§ **WRITTEN INSTRUCTION**
Copy the data precisely, keeping every character.

Data entries:
• • • • • • •

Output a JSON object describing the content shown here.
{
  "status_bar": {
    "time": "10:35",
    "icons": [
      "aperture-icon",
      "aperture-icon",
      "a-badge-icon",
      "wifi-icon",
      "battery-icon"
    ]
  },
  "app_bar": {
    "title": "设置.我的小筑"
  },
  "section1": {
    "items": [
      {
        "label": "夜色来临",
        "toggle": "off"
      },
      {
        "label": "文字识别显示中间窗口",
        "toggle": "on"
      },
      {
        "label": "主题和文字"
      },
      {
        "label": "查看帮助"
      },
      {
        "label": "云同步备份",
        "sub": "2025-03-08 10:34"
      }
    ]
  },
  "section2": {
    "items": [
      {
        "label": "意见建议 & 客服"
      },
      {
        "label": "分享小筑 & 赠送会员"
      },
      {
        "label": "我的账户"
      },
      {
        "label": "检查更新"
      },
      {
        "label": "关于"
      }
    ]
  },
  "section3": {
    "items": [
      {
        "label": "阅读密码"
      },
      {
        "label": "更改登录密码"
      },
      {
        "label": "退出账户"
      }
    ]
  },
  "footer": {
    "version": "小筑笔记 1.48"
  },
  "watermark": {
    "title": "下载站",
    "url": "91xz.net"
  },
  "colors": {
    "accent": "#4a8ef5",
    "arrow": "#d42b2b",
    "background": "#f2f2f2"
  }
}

• • • • • • •

§ **REPLY**
Output a JSON object describing the content shown here.
{
  "status_bar": {
    "time": "10:35",
    "icons": [
      "aperture-icon",
      "aperture-icon",
      "a-badge-icon",
      "wifi-icon",
      "battery-icon"
    ]
  },
  "app_bar": {
    "title": "设置.我的小筑"
  },
  "section1": {
    "items": [
      {
        "label": "夜色来临",
        "toggle": "off"
      },
      {
        "label": "文字识别显示中间窗口",
        "toggle": "on"
      },
      {
        "label": "主题和文字"
      },
      {
        "label": "查看帮助"
      },
      {
        "label": "云同步备份",
        "sub": "2025-03-08 10:34"
      }
    ]
  },
  "section2": {
    "items": [
      {
        "label": "意见建议 & 客服"
      },
      {
        "label": "分享小筑 & 赠送会员"
      },
      {
        "label": "我的账户"
      },
      {
        "label": "检查更新"
      },
      {
        "label": "关于"
      }
    ]
  },
  "section3": {
    "items": [
      {
        "label": "阅读密码"
      },
      {
        "label": "更改登录密码"
      },
      {
        "label": "退出账户"
      }
    ]
  },
  "footer": {
    "version": "小筑笔记 1.48"
  },
  "watermark": {
    "title": "下载站",
    "url": "91xz.net"
  },
  "colors": {
    "accent": "#4a8ef5",
    "arrow": "#d42b2b",
    "background": "#f2f2f2"
  }
}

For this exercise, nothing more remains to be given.